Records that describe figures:
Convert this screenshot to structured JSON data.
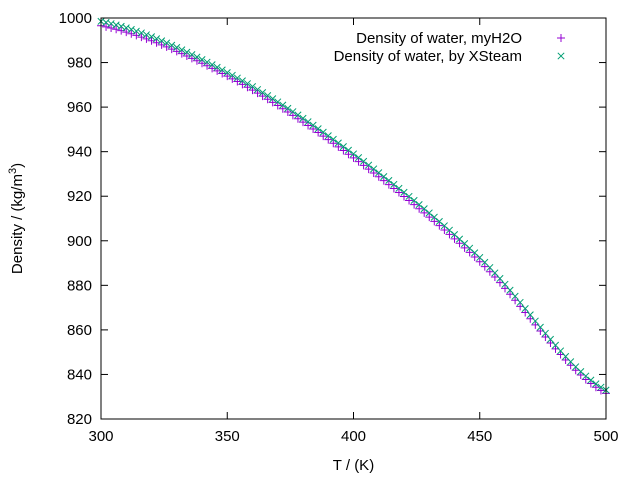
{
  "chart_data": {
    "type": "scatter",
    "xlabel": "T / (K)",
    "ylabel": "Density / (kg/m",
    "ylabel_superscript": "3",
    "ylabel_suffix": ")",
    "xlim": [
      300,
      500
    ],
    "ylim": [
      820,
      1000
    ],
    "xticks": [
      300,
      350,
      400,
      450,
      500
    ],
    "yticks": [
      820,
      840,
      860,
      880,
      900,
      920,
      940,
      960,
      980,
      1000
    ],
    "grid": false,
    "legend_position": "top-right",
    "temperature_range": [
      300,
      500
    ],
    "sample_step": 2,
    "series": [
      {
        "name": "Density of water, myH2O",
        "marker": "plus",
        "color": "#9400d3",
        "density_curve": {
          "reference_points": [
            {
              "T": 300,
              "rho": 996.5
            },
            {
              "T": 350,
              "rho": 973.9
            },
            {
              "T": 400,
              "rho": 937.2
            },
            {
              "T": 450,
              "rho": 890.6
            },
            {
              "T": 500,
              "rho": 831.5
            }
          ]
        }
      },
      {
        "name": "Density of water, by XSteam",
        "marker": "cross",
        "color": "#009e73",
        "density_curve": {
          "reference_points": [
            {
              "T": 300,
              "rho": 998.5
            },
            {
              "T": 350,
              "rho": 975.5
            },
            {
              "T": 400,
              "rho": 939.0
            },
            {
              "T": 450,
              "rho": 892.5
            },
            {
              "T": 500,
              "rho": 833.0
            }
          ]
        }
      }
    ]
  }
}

(Goal): Return the listing above word for word, with the pictures removed.

(The answer):
Convert this screenshot to structured JSON data.
{
  "chart_data": {
    "type": "scatter",
    "xlabel": "T / (K)",
    "ylabel": "Density / (kg/m",
    "ylabel_superscript": "3",
    "ylabel_suffix": ")",
    "xlim": [
      300,
      500
    ],
    "ylim": [
      820,
      1000
    ],
    "xticks": [
      300,
      350,
      400,
      450,
      500
    ],
    "yticks": [
      820,
      840,
      860,
      880,
      900,
      920,
      940,
      960,
      980,
      1000
    ],
    "grid": false,
    "legend_position": "top-right",
    "temperature_range": [
      300,
      500
    ],
    "sample_step": 2,
    "series": [
      {
        "name": "Density of water, myH2O",
        "marker": "plus",
        "color": "#9400d3",
        "density_curve": {
          "reference_points": [
            {
              "T": 300,
              "rho": 996.5
            },
            {
              "T": 350,
              "rho": 973.9
            },
            {
              "T": 400,
              "rho": 937.2
            },
            {
              "T": 450,
              "rho": 890.6
            },
            {
              "T": 500,
              "rho": 831.5
            }
          ]
        }
      },
      {
        "name": "Density of water, by XSteam",
        "marker": "cross",
        "color": "#009e73",
        "density_curve": {
          "reference_points": [
            {
              "T": 300,
              "rho": 998.5
            },
            {
              "T": 350,
              "rho": 975.5
            },
            {
              "T": 400,
              "rho": 939.0
            },
            {
              "T": 450,
              "rho": 892.5
            },
            {
              "T": 500,
              "rho": 833.0
            }
          ]
        }
      }
    ]
  }
}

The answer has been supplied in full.